(Data records)
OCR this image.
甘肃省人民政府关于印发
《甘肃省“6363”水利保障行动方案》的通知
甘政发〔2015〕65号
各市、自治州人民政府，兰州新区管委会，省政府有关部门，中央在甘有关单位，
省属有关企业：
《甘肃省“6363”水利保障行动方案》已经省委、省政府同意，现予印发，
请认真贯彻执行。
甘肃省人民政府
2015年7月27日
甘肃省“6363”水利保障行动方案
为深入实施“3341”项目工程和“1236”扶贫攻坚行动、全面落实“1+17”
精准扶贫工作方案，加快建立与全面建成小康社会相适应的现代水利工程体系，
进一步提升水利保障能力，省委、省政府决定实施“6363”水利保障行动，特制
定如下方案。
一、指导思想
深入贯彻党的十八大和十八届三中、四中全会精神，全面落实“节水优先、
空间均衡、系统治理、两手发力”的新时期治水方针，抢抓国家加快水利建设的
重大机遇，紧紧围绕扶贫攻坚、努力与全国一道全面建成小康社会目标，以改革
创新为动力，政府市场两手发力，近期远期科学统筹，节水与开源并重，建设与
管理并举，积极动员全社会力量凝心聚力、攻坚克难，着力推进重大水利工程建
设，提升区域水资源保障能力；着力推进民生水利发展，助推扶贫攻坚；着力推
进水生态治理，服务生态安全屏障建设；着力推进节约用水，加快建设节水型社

■ TASK STATEMENT ■
Report only how many lines in the listing contain the string "全面落实".

■ PROBLEM SOLUTION ■
2